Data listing
++++

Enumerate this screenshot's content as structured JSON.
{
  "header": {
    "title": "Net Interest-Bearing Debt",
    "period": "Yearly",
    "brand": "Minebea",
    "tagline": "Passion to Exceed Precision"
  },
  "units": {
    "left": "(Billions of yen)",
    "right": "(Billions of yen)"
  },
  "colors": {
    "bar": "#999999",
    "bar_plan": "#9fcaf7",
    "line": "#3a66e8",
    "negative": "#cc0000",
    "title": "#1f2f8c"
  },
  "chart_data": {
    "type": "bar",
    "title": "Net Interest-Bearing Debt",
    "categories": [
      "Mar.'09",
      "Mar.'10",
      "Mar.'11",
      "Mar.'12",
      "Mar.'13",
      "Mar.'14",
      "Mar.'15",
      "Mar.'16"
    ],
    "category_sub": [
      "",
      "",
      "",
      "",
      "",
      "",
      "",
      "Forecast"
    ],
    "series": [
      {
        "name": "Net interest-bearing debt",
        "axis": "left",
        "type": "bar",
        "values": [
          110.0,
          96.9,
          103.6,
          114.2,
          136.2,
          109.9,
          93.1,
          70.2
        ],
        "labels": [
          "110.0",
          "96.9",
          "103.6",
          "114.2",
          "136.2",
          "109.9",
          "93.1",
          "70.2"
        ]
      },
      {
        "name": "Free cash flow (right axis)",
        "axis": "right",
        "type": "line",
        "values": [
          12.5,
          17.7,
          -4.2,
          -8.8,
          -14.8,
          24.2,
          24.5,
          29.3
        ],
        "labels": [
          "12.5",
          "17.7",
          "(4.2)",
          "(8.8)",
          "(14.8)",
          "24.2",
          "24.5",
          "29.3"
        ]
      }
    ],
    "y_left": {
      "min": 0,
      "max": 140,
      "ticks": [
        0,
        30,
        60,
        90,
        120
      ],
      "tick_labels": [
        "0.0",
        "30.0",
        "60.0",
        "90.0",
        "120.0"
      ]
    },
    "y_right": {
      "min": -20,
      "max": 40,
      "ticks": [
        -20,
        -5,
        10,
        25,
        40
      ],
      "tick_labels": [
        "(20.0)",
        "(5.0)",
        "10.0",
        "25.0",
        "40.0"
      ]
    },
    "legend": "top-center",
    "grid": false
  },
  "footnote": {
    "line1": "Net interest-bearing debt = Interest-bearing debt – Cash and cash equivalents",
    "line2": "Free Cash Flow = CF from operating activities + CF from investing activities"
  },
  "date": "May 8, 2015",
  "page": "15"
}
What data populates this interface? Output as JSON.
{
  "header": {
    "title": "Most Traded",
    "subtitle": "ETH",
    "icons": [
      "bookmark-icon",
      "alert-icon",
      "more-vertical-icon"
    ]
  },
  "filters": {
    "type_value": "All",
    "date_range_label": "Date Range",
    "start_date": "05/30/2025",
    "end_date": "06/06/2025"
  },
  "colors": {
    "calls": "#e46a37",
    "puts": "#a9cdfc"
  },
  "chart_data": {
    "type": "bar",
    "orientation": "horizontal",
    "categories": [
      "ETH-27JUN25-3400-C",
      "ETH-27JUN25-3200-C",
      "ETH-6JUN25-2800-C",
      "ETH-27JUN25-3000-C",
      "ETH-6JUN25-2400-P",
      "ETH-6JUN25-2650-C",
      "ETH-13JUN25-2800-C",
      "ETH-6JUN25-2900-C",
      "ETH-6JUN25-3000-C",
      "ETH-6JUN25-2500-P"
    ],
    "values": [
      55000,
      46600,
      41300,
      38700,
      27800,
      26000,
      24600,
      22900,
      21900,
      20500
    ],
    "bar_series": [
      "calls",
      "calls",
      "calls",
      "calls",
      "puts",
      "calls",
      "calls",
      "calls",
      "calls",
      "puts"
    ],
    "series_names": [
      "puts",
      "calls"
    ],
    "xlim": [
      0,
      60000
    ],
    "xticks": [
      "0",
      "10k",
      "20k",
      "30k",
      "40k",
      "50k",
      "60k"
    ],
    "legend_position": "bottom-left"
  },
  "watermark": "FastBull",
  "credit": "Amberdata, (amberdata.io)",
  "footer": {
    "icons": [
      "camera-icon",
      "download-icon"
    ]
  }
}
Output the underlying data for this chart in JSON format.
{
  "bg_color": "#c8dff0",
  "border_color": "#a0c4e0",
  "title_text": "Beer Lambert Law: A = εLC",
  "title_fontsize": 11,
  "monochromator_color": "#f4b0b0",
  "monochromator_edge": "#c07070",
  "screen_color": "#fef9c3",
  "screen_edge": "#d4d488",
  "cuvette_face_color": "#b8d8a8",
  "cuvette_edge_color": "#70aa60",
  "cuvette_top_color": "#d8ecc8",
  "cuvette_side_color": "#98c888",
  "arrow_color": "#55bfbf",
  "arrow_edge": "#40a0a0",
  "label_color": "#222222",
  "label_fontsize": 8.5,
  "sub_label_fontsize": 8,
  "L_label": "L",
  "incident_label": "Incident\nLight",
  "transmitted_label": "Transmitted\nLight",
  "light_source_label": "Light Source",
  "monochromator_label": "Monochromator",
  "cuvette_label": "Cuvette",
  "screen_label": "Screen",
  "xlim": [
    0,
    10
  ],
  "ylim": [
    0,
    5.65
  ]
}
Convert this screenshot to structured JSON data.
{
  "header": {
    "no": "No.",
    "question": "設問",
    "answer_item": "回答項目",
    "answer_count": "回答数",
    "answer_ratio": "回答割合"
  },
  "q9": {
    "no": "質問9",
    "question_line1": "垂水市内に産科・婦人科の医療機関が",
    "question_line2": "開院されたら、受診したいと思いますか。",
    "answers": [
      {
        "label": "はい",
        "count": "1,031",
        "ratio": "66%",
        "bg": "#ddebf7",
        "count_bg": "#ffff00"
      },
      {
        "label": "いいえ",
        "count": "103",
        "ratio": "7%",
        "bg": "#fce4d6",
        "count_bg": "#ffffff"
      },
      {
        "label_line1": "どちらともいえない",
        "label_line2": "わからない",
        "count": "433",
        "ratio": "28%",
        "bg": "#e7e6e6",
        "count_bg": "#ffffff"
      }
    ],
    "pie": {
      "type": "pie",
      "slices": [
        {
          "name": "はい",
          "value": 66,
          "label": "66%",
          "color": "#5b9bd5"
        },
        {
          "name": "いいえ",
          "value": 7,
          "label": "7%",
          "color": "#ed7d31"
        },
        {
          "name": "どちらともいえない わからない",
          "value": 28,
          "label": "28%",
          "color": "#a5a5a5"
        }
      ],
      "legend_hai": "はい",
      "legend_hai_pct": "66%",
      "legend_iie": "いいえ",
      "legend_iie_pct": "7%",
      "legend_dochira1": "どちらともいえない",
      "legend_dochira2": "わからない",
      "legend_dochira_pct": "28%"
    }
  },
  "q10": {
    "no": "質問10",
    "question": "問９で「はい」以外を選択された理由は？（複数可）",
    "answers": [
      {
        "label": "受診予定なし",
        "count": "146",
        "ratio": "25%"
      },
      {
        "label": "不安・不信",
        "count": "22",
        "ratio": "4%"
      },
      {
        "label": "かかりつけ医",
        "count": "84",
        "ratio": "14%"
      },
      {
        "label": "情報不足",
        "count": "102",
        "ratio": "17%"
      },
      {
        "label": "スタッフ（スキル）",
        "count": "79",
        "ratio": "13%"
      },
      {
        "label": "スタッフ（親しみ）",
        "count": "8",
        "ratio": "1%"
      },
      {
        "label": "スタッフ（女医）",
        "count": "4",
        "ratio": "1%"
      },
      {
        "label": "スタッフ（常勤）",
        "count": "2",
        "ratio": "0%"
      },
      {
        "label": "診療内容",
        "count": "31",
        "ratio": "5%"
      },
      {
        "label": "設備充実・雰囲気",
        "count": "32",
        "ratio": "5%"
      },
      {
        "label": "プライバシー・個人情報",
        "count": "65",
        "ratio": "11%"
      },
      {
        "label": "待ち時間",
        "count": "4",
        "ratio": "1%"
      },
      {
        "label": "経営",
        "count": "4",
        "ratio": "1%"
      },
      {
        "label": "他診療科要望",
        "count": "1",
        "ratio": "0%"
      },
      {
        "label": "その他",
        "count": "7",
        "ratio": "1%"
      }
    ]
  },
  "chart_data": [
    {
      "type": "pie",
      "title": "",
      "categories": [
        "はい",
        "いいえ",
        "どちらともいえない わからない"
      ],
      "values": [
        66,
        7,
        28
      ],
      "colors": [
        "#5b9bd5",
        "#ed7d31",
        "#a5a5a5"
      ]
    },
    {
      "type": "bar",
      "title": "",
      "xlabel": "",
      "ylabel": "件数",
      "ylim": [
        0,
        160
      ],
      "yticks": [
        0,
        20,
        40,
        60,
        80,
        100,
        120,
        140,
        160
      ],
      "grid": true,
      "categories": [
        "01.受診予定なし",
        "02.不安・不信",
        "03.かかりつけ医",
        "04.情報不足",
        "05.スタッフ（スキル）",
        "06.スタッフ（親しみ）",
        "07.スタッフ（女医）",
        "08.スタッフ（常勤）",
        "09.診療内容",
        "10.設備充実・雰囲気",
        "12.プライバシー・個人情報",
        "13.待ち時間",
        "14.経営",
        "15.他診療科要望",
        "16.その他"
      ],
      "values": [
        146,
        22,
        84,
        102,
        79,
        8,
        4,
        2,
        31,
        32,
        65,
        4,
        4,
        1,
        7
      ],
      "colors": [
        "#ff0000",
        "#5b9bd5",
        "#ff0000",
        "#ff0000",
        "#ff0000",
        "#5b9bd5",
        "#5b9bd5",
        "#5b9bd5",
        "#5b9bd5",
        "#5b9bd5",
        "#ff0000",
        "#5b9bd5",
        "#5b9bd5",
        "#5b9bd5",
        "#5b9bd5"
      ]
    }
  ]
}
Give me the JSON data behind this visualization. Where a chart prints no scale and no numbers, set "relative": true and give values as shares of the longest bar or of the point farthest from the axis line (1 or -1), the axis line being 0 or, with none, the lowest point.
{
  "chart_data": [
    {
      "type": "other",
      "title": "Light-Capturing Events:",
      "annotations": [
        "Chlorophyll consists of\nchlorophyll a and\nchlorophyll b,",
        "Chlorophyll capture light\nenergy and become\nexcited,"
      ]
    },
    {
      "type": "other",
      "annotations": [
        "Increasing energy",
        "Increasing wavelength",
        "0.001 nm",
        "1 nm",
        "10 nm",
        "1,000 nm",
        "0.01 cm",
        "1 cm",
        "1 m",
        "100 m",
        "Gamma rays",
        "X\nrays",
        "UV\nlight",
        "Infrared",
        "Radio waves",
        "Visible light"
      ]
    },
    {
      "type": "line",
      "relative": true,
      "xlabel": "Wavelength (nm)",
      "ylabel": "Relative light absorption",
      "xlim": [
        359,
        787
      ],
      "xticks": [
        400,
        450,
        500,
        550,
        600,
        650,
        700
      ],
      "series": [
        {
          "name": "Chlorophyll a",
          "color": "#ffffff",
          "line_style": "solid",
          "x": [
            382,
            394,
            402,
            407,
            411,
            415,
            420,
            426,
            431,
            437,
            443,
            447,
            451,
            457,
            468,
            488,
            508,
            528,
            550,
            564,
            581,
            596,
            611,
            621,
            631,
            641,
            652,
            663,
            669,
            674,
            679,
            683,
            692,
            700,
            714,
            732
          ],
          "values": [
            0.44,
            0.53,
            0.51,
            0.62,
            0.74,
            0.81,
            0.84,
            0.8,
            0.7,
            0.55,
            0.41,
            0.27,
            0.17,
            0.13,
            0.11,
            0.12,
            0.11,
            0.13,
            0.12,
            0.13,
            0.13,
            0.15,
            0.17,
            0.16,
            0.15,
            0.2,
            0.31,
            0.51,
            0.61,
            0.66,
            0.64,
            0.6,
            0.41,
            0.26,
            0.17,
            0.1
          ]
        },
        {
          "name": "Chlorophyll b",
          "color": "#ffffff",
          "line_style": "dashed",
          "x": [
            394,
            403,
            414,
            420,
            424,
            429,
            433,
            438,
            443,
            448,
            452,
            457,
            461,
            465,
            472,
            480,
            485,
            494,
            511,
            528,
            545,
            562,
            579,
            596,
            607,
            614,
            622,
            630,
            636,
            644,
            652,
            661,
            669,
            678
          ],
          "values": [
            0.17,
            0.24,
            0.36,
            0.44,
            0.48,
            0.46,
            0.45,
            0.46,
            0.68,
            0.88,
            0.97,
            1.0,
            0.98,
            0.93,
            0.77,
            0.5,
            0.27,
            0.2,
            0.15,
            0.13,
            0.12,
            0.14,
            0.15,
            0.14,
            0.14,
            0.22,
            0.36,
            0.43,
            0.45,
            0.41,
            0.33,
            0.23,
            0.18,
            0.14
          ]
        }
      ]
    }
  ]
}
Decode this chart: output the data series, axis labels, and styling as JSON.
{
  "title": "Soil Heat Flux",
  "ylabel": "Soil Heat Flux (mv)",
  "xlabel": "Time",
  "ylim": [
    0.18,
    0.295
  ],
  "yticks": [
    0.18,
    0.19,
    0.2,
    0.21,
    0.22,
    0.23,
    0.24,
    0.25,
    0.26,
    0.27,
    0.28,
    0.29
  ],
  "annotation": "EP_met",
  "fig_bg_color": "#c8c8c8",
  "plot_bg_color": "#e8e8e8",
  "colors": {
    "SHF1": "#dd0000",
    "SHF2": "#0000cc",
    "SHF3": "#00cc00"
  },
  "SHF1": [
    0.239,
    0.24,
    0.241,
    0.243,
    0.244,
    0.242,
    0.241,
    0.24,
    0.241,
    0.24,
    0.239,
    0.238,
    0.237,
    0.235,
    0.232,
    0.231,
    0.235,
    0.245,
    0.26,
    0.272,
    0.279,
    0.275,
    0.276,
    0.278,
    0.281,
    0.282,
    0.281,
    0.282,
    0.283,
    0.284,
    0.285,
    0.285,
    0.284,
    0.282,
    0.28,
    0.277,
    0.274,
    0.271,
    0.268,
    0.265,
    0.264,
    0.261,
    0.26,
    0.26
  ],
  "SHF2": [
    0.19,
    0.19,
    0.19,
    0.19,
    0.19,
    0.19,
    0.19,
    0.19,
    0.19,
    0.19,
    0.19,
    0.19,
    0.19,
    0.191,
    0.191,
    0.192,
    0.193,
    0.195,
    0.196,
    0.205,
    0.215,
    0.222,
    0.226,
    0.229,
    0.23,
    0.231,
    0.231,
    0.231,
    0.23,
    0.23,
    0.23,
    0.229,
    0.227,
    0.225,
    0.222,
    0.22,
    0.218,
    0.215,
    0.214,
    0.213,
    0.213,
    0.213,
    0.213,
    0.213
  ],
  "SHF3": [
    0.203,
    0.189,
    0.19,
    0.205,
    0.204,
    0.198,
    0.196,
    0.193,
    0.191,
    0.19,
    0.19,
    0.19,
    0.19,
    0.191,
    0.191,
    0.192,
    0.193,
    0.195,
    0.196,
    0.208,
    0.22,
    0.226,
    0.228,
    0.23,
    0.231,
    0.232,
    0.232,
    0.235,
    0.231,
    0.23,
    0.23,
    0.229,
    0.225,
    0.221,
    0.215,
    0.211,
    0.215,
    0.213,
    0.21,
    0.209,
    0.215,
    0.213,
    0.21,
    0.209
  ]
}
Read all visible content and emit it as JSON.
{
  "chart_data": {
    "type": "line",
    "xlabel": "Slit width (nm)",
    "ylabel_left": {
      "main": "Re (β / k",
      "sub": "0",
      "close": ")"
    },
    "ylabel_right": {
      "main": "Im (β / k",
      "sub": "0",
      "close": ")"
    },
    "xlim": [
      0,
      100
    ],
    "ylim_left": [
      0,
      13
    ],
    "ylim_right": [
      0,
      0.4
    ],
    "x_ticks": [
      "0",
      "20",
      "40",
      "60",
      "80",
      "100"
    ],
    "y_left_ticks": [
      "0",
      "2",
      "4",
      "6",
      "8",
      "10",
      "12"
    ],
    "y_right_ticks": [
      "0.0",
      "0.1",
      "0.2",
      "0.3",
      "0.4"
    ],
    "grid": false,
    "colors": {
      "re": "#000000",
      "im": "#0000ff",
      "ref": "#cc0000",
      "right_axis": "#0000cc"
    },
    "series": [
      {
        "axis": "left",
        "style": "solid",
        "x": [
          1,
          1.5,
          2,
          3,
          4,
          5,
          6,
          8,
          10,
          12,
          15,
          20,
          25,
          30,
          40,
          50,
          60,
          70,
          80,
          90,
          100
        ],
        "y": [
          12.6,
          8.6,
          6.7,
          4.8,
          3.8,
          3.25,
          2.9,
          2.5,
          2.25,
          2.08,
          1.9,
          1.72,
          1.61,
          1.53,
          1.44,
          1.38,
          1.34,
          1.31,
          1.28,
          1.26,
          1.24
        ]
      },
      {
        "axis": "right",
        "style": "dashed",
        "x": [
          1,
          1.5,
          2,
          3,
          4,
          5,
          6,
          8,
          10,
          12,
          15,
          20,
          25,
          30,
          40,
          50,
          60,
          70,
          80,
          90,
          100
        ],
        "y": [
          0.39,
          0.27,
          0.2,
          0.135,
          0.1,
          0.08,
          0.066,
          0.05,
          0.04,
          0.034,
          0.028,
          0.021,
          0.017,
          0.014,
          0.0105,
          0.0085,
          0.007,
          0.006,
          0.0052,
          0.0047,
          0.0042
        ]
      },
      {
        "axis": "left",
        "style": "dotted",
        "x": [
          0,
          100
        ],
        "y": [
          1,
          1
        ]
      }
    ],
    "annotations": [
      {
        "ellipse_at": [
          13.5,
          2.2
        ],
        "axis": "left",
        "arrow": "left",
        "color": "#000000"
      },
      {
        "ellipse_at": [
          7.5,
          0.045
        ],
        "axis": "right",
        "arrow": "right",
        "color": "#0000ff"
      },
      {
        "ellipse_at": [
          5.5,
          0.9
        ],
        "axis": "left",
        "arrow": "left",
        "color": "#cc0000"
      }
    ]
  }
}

++++

### Instructions for the task
Check each line in the records for the word "this" and say how many have it, with nothing else.

### In response
6